--- START OF Extracted material ---
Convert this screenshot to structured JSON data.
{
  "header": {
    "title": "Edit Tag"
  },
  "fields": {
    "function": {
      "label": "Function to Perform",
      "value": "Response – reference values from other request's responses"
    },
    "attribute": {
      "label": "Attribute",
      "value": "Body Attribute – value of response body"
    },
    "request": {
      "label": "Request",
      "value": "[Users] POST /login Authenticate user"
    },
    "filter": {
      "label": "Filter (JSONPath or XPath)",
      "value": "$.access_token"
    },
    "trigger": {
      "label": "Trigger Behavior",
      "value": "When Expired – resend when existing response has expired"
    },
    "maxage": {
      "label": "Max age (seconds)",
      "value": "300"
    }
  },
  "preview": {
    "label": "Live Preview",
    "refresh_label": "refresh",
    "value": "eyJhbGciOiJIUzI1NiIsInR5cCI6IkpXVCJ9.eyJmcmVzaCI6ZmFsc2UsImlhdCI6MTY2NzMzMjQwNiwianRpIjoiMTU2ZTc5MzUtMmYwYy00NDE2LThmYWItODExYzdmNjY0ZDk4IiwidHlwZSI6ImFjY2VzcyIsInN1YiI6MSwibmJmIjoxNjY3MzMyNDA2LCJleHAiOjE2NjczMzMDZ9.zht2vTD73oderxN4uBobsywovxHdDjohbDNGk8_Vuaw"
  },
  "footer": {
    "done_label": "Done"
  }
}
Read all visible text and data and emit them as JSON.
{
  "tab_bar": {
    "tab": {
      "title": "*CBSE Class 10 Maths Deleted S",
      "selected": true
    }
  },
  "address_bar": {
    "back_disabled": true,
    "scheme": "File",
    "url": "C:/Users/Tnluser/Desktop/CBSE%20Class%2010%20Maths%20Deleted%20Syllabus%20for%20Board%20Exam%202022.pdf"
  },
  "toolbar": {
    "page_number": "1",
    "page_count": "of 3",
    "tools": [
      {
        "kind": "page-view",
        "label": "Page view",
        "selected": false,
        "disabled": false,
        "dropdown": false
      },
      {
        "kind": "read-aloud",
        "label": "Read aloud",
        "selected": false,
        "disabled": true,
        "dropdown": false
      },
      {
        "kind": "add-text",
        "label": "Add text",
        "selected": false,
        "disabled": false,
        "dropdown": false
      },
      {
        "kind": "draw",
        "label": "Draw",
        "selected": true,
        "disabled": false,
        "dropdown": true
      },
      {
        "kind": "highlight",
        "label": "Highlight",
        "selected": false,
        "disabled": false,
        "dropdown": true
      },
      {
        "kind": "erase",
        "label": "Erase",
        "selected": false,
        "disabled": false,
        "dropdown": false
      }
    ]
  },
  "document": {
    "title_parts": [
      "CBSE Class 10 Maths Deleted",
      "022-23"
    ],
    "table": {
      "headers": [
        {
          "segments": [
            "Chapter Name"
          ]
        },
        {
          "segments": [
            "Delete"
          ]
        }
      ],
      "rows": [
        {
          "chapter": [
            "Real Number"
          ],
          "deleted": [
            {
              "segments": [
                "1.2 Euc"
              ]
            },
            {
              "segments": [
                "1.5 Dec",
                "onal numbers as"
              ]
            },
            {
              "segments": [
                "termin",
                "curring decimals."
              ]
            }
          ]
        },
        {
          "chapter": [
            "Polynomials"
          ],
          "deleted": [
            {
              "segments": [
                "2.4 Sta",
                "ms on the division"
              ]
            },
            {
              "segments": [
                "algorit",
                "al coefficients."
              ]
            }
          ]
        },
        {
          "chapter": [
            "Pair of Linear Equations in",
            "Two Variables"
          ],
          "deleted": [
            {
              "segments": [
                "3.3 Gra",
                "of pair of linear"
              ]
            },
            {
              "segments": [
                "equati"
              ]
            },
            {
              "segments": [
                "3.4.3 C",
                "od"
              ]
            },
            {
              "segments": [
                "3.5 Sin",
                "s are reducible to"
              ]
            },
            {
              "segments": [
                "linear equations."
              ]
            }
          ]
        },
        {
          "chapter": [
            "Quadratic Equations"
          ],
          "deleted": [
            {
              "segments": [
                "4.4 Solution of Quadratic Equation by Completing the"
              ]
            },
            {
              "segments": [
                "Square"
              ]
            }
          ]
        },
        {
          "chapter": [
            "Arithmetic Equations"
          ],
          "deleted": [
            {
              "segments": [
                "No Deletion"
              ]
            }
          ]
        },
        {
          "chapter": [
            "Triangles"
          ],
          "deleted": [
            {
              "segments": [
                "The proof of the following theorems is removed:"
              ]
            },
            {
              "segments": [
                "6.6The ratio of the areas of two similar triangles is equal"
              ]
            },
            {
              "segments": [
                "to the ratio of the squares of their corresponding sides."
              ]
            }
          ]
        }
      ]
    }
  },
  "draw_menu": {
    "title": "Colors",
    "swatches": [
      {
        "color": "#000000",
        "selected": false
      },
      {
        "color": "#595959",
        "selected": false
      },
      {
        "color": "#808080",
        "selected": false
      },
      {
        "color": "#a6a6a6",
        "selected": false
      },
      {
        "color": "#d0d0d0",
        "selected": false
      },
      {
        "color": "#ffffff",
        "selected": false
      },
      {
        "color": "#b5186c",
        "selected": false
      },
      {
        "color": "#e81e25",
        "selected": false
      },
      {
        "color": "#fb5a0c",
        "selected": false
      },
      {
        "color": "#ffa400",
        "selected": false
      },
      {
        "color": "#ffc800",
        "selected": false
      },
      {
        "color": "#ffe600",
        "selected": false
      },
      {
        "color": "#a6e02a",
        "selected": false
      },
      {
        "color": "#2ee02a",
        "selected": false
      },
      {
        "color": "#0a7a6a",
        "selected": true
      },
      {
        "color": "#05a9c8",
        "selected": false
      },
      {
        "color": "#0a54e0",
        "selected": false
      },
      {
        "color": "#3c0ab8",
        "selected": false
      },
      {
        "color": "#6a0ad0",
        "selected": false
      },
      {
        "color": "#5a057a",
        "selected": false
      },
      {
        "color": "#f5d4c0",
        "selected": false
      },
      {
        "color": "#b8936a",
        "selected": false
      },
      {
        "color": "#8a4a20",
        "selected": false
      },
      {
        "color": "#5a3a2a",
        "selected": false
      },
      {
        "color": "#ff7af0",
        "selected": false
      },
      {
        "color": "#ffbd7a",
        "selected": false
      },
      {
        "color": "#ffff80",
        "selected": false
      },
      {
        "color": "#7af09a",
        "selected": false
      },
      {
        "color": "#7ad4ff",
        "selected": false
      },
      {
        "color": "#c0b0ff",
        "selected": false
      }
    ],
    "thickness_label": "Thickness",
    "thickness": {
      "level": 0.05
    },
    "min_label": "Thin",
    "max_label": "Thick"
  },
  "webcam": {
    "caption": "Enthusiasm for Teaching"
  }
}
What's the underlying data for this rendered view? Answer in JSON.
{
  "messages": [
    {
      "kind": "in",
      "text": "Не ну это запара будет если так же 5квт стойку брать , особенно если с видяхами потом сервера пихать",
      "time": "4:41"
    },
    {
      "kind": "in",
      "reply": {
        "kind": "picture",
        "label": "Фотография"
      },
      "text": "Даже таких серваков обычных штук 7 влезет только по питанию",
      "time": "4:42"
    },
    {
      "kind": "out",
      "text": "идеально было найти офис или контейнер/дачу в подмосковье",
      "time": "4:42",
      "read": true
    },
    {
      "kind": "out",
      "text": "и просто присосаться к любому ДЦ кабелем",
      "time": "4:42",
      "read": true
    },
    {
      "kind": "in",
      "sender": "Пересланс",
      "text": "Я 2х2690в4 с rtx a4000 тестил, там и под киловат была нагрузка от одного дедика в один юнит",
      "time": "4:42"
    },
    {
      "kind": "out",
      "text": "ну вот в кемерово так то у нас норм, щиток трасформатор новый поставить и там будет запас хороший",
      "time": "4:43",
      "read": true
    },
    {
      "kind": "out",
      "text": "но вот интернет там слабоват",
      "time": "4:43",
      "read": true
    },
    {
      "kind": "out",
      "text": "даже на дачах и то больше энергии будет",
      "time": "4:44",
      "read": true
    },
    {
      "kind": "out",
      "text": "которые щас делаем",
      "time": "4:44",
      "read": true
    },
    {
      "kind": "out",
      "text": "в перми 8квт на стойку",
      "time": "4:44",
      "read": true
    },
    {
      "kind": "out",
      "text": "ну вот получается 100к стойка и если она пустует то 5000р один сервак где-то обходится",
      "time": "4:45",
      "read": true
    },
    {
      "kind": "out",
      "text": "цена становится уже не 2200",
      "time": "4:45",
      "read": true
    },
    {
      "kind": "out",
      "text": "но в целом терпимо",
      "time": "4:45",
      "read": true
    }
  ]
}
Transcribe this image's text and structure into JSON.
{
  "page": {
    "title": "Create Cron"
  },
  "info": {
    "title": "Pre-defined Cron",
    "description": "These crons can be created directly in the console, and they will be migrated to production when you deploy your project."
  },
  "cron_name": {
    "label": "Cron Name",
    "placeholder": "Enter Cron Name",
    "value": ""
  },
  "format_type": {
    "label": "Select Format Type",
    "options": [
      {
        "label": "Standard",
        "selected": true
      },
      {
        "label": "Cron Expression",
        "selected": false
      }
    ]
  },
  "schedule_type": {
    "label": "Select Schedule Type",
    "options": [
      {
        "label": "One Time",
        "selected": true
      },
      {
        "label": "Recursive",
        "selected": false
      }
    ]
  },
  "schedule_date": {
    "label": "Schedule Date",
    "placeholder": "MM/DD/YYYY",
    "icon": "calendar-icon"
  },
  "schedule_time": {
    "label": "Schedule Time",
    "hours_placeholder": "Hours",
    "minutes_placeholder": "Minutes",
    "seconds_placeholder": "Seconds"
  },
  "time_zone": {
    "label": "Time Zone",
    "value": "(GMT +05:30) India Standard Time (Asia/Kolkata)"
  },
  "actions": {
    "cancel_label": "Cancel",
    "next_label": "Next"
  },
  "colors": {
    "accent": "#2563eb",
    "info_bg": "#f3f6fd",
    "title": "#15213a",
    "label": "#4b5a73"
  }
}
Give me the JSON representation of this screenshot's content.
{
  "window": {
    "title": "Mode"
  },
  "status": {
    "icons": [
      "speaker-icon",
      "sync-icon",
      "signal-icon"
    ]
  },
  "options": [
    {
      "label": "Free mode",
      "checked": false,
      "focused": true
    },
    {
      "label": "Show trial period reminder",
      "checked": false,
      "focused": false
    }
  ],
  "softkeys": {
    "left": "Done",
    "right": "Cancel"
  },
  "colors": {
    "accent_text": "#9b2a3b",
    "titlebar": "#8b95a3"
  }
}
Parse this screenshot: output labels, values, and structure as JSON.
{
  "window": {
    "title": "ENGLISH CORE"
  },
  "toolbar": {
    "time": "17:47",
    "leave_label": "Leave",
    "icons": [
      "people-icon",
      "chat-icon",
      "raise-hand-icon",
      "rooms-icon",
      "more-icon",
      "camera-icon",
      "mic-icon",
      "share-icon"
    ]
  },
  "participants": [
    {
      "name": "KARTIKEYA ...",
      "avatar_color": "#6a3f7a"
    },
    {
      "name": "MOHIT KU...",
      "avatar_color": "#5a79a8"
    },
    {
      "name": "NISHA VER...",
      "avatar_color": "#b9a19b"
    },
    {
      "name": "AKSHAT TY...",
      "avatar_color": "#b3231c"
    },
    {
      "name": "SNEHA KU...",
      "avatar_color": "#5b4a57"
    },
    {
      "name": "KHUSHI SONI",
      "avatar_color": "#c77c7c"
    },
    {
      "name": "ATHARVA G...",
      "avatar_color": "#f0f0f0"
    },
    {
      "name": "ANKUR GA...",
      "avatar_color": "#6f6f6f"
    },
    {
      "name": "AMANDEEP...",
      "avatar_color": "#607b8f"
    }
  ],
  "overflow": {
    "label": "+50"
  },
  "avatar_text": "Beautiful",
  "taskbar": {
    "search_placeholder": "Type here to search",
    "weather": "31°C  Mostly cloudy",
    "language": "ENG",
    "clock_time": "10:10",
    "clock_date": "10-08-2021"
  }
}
--- END OF Extracted material ---
--- Exercise instructions ---
Determine how many lines in the listing above hold the word "Users", answering with the number only.

--- Solution to this problem ---
2